* **Activity**:
All of the records should come back exactly as written.

* **Source material**:
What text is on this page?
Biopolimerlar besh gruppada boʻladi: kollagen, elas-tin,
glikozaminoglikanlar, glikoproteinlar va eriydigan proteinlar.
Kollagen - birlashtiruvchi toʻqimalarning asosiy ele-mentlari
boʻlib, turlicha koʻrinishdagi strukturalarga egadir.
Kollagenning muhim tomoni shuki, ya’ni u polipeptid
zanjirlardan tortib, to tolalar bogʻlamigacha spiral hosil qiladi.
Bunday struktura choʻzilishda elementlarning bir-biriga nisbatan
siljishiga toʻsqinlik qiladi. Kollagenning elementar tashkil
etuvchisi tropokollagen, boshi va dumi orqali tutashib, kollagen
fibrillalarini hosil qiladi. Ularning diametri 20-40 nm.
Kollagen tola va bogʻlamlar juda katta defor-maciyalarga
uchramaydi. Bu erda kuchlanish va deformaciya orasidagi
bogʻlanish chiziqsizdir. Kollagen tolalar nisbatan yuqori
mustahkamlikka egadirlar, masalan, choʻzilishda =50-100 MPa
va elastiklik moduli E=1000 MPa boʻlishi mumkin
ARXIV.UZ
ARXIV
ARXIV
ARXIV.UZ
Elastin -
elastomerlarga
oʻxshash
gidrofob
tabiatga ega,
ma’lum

* **Result for this task**:
What text is on this page?
Biopolimerlar besh gruppada boʻladi: kollagen, elas-tin,
glikozaminoglikanlar, glikoproteinlar va eriydigan proteinlar.
Kollagen - birlashtiruvchi toʻqimalarning asosiy ele-mentlari
boʻlib, turlicha koʻrinishdagi strukturalarga egadir.
Kollagenning muhim tomoni shuki, ya’ni u polipeptid
zanjirlardan tortib, to tolalar bogʻlamigacha spiral hosil qiladi.
Bunday struktura choʻzilishda elementlarning bir-biriga nisbatan
siljishiga toʻsqinlik qiladi. Kollagenning elementar tashkil
etuvchisi tropokollagen, boshi va dumi orqali tutashib, kollagen
fibrillalarini hosil qiladi. Ularning diametri 20-40 nm.
Kollagen tola va bogʻlamlar juda katta defor-maciyalarga
uchramaydi. Bu erda kuchlanish va deformaciya orasidagi
bogʻlanish chiziqsizdir. Kollagen tolalar nisbatan yuqori
mustahkamlikka egadirlar, masalan, choʻzilishda =50-100 MPa
va elastiklik moduli E=1000 MPa boʻlishi mumkin
ARXIV.UZ
ARXIV
ARXIV
ARXIV.UZ
Elastin -
elastomerlarga
oʻxshash
gidrofob
tabiatga ega,
ma’lum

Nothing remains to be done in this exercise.